[WHAT IS BEING ASKED] How many of the lines below hold the word "правила"? Answer only with the number.

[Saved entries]
===
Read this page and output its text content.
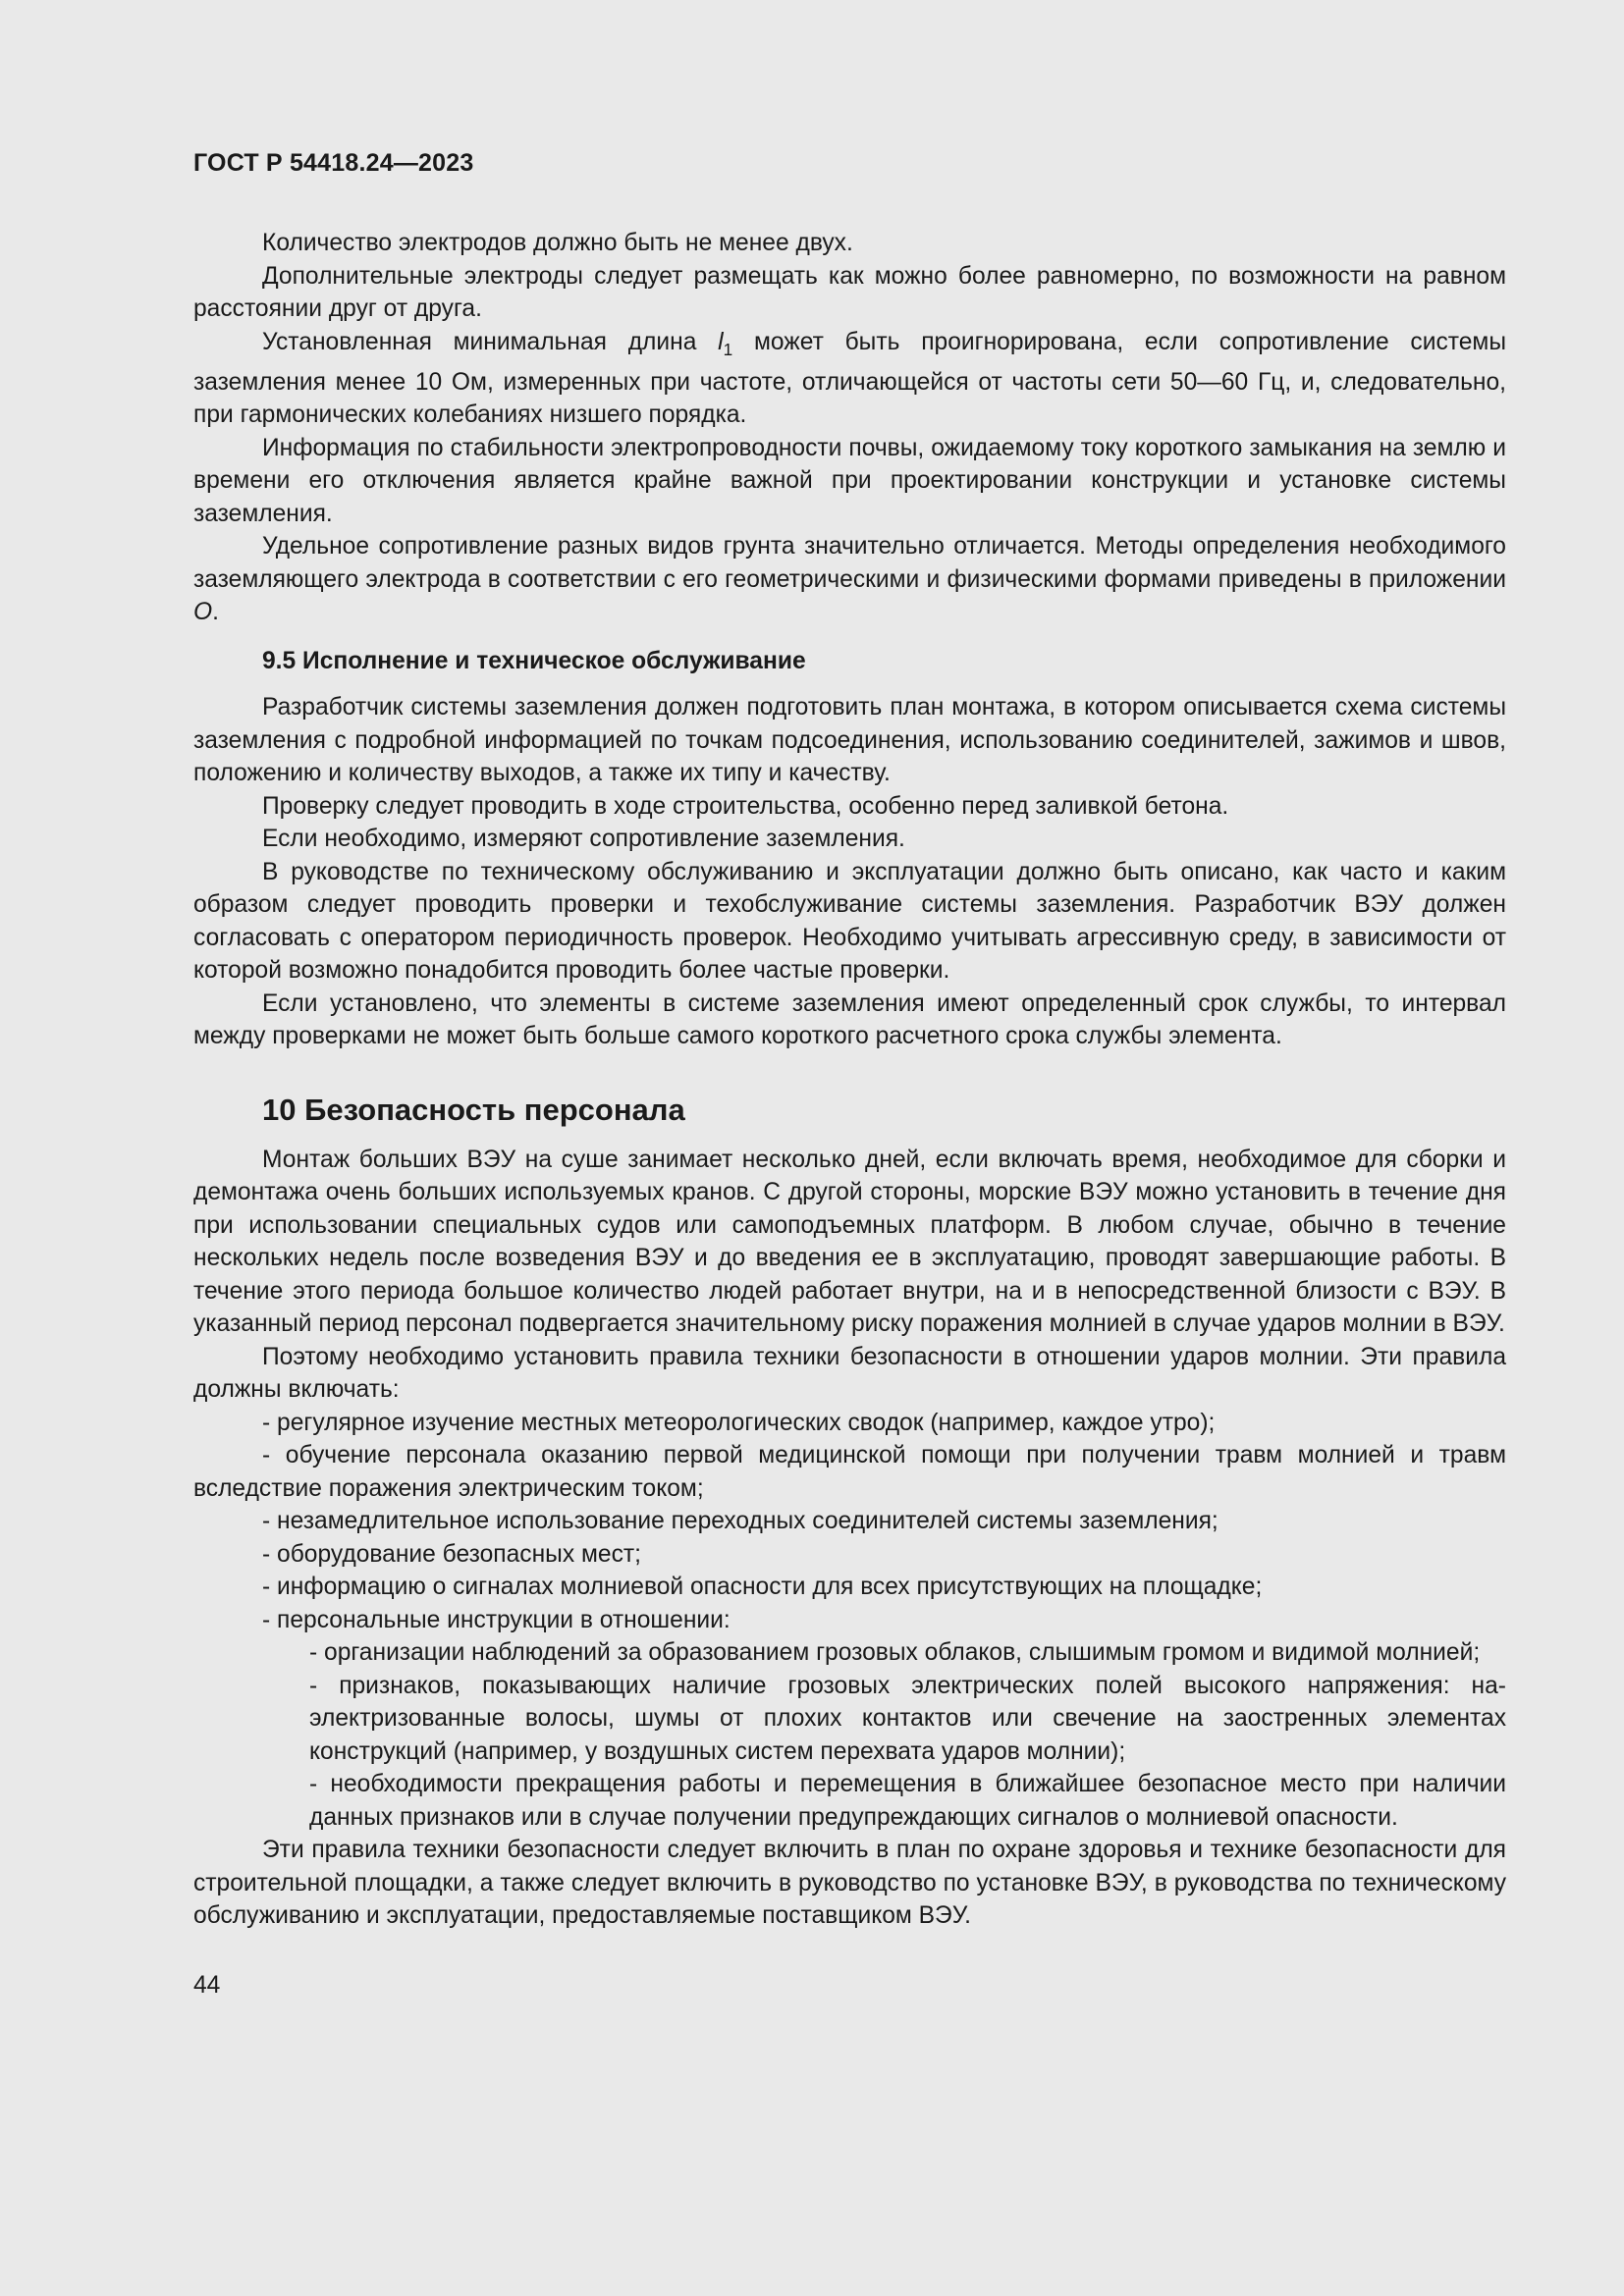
ГОСТ Р 54418.24—2023

Количество электродов должно быть не менее двух.

Дополнительные электроды следует размещать как можно более равномерно, по возможности на равном расстоянии друг от друга.

Установленная минимальная длина $l_1$ может быть проигнорирована, если сопротивление системы заземления менее 10 Ом, измеренных при частоте, отличающейся от частоты сети 50—60 Гц, и, следовательно, при гармонических колебаниях низшего порядка.

Информация по стабильности электропроводности почвы, ожидаемому току короткого замыкания на землю и времени его отключения является крайне важной при проектировании конструкции и установке системы заземления.

Удельное сопротивление разных видов грунта значительно отличается. Методы определения необходимого заземляющего электрода в соответствии с его геометрическими и физическими формами приведены в приложении О.

9.5 Исполнение и техническое обслуживание

Разработчик системы заземления должен подготовить план монтажа, в котором описывается схема системы заземления с подробной информацией по точкам подсоединения, использованию соединителей, зажимов и швов, положению и количеству выходов, а также их типу и качеству.

Проверку следует проводить в ходе строительства, особенно перед заливкой бетона.

Если необходимо, измеряют сопротивление заземления.

В руководстве по техническому обслуживанию и эксплуатации должно быть описано, как часто и каким образом следует проводить проверки и техобслуживание системы заземления. Разработчик ВЭУ должен согласовать с оператором периодичность проверок. Необходимо учитывать агрессивную среду, в зависимости от которой возможно понадобится проводить более частые проверки.

Если установлено, что элементы в системе заземления имеют определенный срок службы, то интервал между проверками не может быть больше самого короткого расчетного срока службы элемента.

10 Безопасность персонала

Монтаж больших ВЭУ на суше занимает несколько дней, если включать время, необходимое для сборки и демонтажа очень больших используемых кранов. С другой стороны, морские ВЭУ можно установить в течение дня при использовании специальных судов или самоподъемных платформ. В любом случае, обычно в течение нескольких недель после возведения ВЭУ и до введения ее в эксплуатацию, проводят завершающие работы. В течение этого периода большое количество людей работает внутри, на и в непосредственной близости с ВЭУ. В указанный период персонал подвергается значительному риску поражения молнией в случае ударов молнии в ВЭУ.

Поэтому необходимо установить правила техники безопасности в отношении ударов молнии. Эти правила должны включать:

- регулярное изучение местных метеорологических сводок (например, каждое утро);

- обучение персонала оказанию первой медицинской помощи при получении травм молнией и травм вследствие поражения электрическим током;

- незамедлительное использование переходных соединителей системы заземления;

- оборудование безопасных мест;

- информацию о сигналах молниевой опасности для всех присутствующих на площадке;

- персональные инструкции в отношении:

- организации наблюдений за образованием грозовых облаков, слышимым громом и видимой молнией;

- признаков, показывающих наличие грозовых электрических полей высокого напряжения: наэлектризованные волосы, шумы от плохих контактов или свечение на заостренных элементах конструкций (например, у воздушных систем перехвата ударов молнии);

- необходимости прекращения работы и перемещения в ближайшее безопасное место при наличии данных признаков или в случае получении предупреждающих сигналов о молниевой опасности.

Эти правила техники безопасности следует включить в план по охране здоровья и технике безопасности для строительной площадки, а также следует включить в руководство по установке ВЭУ, в руководства по техническому обслуживанию и эксплуатации, предоставляемые поставщиком ВЭУ.

44
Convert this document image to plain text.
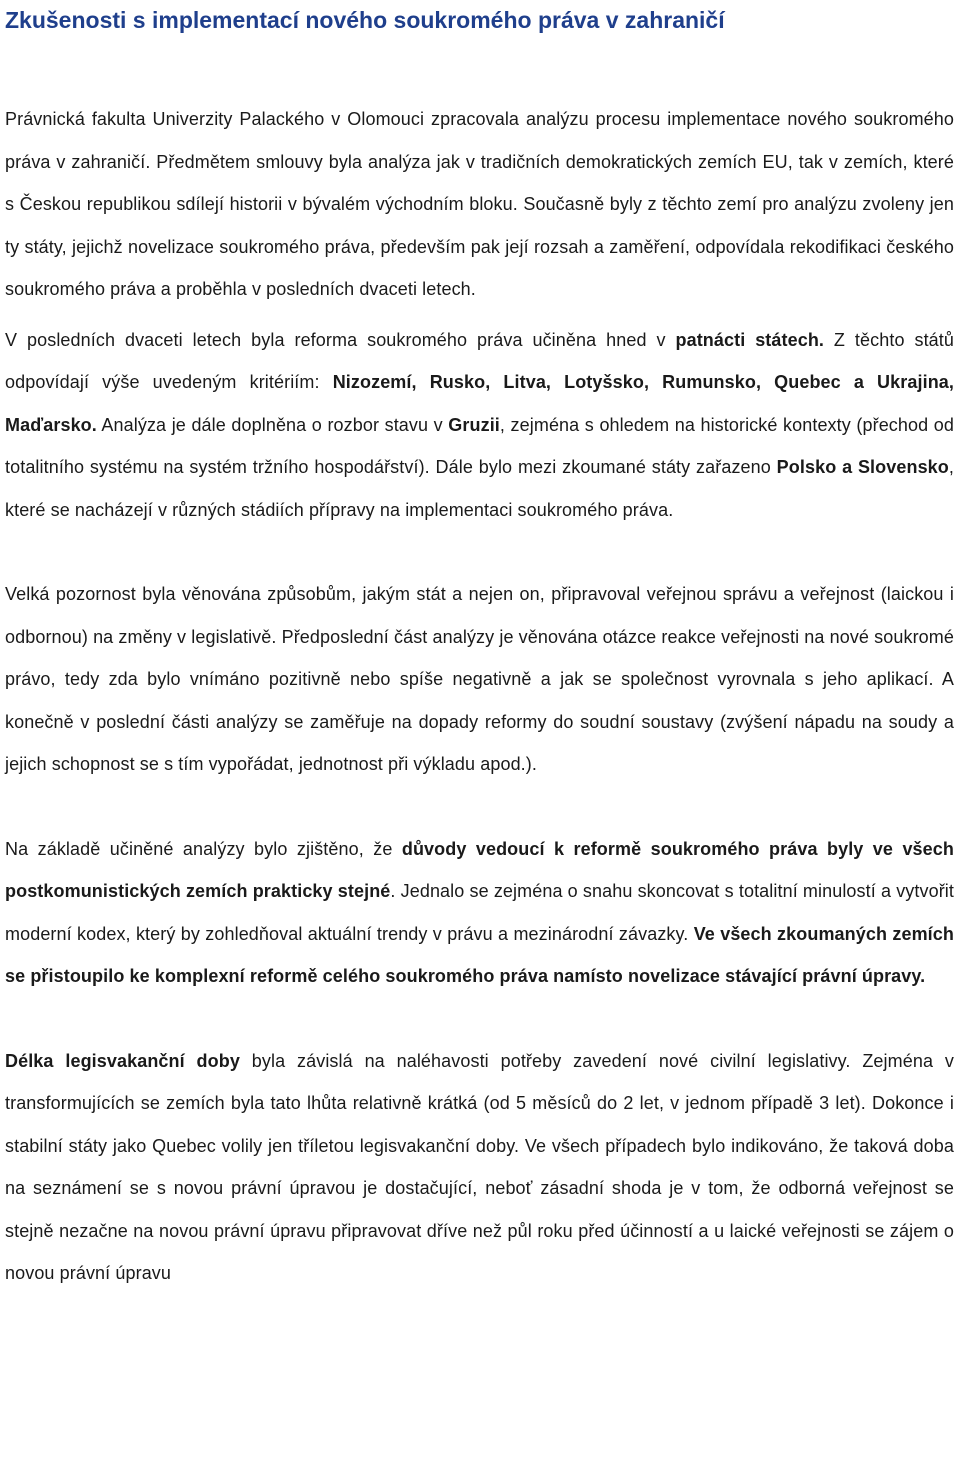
Zkušenosti s implementací nového soukromého práva v zahraničí

Právnická fakulta Univerzity Palackého v Olomouci zpracovala analýzu procesu implementace nového soukromého práva v zahraničí. Předmětem smlouvy byla analýza jak v tradičních demokratických zemích EU, tak v zemích, které s Českou republikou sdílejí historii v bývalém východním bloku. Současně byly z těchto zemí pro analýzu zvoleny jen ty státy, jejichž novelizace soukromého práva, především pak její rozsah a zaměření, odpovídala rekodifikaci českého soukromého práva a proběhla v posledních dvaceti letech.

V posledních dvaceti letech byla reforma soukromého práva učiněna hned v patnácti státech. Z těchto států odpovídají výše uvedeným kritériím: Nizozemí, Rusko, Litva, Lotyšsko, Rumunsko, Quebec a Ukrajina, Maďarsko. Analýza je dále doplněna o rozbor stavu v Gruzii, zejména s ohledem na historické kontexty (přechod od totalitního systému na systém tržního hospodářství). Dále bylo mezi zkoumané státy zařazeno Polsko a Slovensko, které se nacházejí v různých stádiích přípravy na implementaci soukromého práva.

Velká pozornost byla věnována způsobům, jakým stát a nejen on, připravoval veřejnou správu a veřejnost (laickou i odbornou) na změny v legislativě. Předposlední část analýzy je věnována otázce reakce veřejnosti na nové soukromé právo, tedy zda bylo vnímáno pozitivně nebo spíše negativně a jak se společnost vyrovnala s jeho aplikací. A konečně v poslední části analýzy se zaměřuje na dopady reformy do soudní soustavy (zvýšení nápadu na soudy a jejich schopnost se s tím vypořádat, jednotnost při výkladu apod.).

Na základě učiněné analýzy bylo zjištěno, že důvody vedoucí k reformě soukromého práva byly ve všech postkomunistických zemích prakticky stejné. Jednalo se zejména o snahu skoncovat s totalitní minulostí a vytvořit moderní kodex, který by zohledňoval aktuální trendy v právu a mezinárodní závazky. Ve všech zkoumaných zemích se přistoupilo ke komplexní reformě celého soukromého práva namísto novelizace stávající právní úpravy.

Délka legisvakanční doby byla závislá na naléhavosti potřeby zavedení nové civilní legislativy. Zejména v transformujících se zemích byla tato lhůta relativně krátká (od 5 měsíců do 2 let, v jednom případě 3 let). Dokonce i stabilní státy jako Quebec volily jen tříletou legisvakanční doby. Ve všech případech bylo indikováno, že taková doba na seznámení se s novou právní úpravou je dostačující, neboť zásadní shoda je v tom, že odborná veřejnost se stejně nezačne na novou právní úpravu připravovat dříve než půl roku před účinností a u laické veřejnosti se zájem o novou právní úpravu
===
[EXPECTED OUTPUT] 2